START Data provided
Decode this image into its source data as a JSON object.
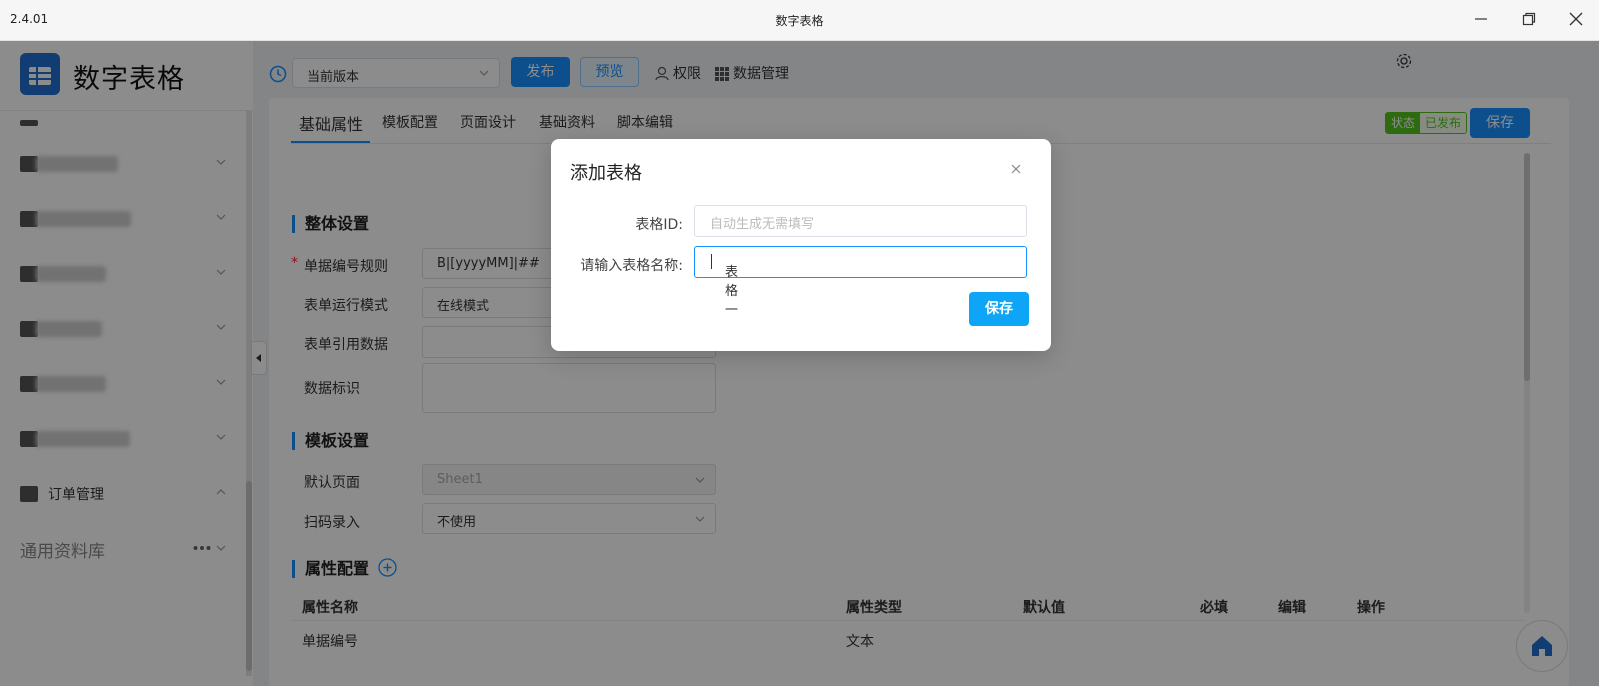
{
  "window": {
    "version": "2.4.01",
    "title": "数字表格"
  },
  "sidebar": {
    "app_name": "数字表格",
    "items": [
      {
        "label": "订单管理"
      }
    ],
    "library": "通用资料库"
  },
  "toolbar": {
    "version_select": "当前版本",
    "publish": "发布",
    "preview": "预览",
    "permissions": "权限",
    "data_management": "数据管理"
  },
  "tabs": [
    "基础属性",
    "模板配置",
    "页面设计",
    "基础资料",
    "脚本编辑"
  ],
  "status": {
    "key": "状态",
    "value": "已发布"
  },
  "save_button": "保存",
  "sections": {
    "overall": "整体设置",
    "template": "模板设置",
    "attributes": "属性配置"
  },
  "form": {
    "number_rule": {
      "label": "单据编号规则",
      "value": "B|[yyyyMM]|##",
      "required": "*"
    },
    "run_mode": {
      "label": "表单运行模式",
      "value": "在线模式"
    },
    "ref_data": {
      "label": "表单引用数据",
      "value": ""
    },
    "data_tag": {
      "label": "数据标识",
      "value": ""
    },
    "default_page": {
      "label": "默认页面",
      "value": "Sheet1"
    },
    "scan_input": {
      "label": "扫码录入",
      "value": "不使用"
    }
  },
  "table": {
    "headers": [
      "属性名称",
      "属性类型",
      "默认值",
      "必填",
      "编辑",
      "操作"
    ],
    "rows": [
      [
        "单据编号",
        "文本"
      ]
    ]
  },
  "modal": {
    "title": "添加表格",
    "id_label": "表格ID:",
    "id_placeholder": "自动生成无需填写",
    "name_label": "请输入表格名称:",
    "name_value": "表格一",
    "save": "保存"
  },
  "colors": {
    "primary": "#1890ff",
    "success": "#52c41a",
    "modal_save": "#0ea5f7"
  }
}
END Data provided
Reproduce every entry exactly, but omit each picture.

Decode this image into its source data as a JSON object.
{
  "window": {
    "version": "2.4.01",
    "title": "数字表格"
  },
  "sidebar": {
    "app_name": "数字表格",
    "items": [
      {
        "label": "订单管理"
      }
    ],
    "library": "通用资料库"
  },
  "toolbar": {
    "version_select": "当前版本",
    "publish": "发布",
    "preview": "预览",
    "permissions": "权限",
    "data_management": "数据管理"
  },
  "tabs": [
    "基础属性",
    "模板配置",
    "页面设计",
    "基础资料",
    "脚本编辑"
  ],
  "status": {
    "key": "状态",
    "value": "已发布"
  },
  "save_button": "保存",
  "sections": {
    "overall": "整体设置",
    "template": "模板设置",
    "attributes": "属性配置"
  },
  "form": {
    "number_rule": {
      "label": "单据编号规则",
      "value": "B|[yyyyMM]|##",
      "required": "*"
    },
    "run_mode": {
      "label": "表单运行模式",
      "value": "在线模式"
    },
    "ref_data": {
      "label": "表单引用数据",
      "value": ""
    },
    "data_tag": {
      "label": "数据标识",
      "value": ""
    },
    "default_page": {
      "label": "默认页面",
      "value": "Sheet1"
    },
    "scan_input": {
      "label": "扫码录入",
      "value": "不使用"
    }
  },
  "table": {
    "headers": [
      "属性名称",
      "属性类型",
      "默认值",
      "必填",
      "编辑",
      "操作"
    ],
    "rows": [
      [
        "单据编号",
        "文本"
      ]
    ]
  },
  "modal": {
    "title": "添加表格",
    "id_label": "表格ID:",
    "id_placeholder": "自动生成无需填写",
    "name_label": "请输入表格名称:",
    "name_value": "表格一",
    "save": "保存"
  },
  "colors": {
    "primary": "#1890ff",
    "success": "#52c41a",
    "modal_save": "#0ea5f7"
  }
}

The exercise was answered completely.